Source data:
==========

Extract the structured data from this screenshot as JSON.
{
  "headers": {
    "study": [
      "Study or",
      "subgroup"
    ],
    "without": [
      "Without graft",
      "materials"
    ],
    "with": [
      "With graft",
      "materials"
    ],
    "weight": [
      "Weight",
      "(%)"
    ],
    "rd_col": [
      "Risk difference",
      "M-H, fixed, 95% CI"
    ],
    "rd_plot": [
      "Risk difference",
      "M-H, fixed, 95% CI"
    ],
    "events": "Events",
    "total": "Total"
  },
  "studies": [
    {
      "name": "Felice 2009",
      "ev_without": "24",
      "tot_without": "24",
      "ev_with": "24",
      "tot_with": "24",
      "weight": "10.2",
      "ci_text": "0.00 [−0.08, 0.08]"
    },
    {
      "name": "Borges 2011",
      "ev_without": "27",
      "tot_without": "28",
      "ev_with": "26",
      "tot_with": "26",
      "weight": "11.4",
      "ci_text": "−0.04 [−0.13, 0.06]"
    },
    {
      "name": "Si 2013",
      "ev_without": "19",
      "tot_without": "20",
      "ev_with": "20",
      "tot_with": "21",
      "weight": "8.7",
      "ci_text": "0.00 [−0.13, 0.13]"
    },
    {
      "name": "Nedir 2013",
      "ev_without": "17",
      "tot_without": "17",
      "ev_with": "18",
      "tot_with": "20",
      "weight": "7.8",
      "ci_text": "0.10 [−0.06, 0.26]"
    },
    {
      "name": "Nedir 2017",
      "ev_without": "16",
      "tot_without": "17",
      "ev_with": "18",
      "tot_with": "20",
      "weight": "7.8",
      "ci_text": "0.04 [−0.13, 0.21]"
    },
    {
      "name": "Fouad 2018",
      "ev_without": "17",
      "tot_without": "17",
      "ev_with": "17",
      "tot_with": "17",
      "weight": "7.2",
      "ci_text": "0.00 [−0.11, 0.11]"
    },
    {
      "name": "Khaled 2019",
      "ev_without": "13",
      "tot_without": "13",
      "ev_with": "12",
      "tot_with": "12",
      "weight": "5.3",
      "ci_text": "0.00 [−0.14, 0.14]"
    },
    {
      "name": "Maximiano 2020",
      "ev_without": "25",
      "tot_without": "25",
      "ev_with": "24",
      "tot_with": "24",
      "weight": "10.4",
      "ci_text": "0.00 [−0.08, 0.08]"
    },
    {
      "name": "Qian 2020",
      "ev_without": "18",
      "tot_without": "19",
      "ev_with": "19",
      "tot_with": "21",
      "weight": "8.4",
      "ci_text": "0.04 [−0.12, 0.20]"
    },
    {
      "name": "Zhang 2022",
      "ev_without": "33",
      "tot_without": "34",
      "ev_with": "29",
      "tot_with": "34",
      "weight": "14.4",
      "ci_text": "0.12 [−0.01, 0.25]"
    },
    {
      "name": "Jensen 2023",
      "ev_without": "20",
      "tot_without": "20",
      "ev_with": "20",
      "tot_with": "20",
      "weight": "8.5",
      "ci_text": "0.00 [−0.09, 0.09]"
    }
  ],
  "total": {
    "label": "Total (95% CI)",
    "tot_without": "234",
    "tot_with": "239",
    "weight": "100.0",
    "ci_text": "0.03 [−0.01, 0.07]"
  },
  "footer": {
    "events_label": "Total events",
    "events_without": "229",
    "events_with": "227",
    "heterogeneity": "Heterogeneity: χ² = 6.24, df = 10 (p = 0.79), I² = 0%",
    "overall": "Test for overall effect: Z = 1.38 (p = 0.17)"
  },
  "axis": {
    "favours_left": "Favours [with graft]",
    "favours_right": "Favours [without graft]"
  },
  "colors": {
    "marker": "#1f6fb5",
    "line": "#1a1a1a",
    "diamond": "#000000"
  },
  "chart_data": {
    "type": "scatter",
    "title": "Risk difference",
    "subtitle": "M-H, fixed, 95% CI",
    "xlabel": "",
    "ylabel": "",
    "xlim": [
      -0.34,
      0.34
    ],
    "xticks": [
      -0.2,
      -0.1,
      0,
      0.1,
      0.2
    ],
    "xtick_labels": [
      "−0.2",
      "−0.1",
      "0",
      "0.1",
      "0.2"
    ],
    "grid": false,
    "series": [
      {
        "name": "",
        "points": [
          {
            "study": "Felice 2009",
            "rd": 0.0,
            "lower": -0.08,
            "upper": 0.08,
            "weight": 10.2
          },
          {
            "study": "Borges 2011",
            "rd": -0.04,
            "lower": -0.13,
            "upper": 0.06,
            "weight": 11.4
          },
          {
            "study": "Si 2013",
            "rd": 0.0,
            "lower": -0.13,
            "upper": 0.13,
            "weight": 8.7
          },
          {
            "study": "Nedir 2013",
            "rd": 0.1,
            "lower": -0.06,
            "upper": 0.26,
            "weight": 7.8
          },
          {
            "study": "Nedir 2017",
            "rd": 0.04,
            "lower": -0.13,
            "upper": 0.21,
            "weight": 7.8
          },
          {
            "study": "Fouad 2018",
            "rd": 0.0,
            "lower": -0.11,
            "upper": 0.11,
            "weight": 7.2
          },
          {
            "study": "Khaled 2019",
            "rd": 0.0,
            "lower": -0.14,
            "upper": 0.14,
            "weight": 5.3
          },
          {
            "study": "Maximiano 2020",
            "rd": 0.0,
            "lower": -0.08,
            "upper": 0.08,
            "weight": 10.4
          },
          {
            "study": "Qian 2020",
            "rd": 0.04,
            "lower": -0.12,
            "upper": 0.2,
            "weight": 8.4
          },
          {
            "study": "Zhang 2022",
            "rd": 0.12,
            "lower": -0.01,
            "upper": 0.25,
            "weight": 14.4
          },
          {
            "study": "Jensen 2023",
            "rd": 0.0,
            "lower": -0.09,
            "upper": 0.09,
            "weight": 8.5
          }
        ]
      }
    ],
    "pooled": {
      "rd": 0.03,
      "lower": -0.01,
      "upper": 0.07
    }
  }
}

==========

TASK DIRECTIONS: Look over the material above and show each line where "graft" appears.

ANSWER TO THE EXERCISE:
      "Without graft",
      "With graft",
    "favours_left": "Favours [with graft]",
    "favours_right": "Favours [without graft]"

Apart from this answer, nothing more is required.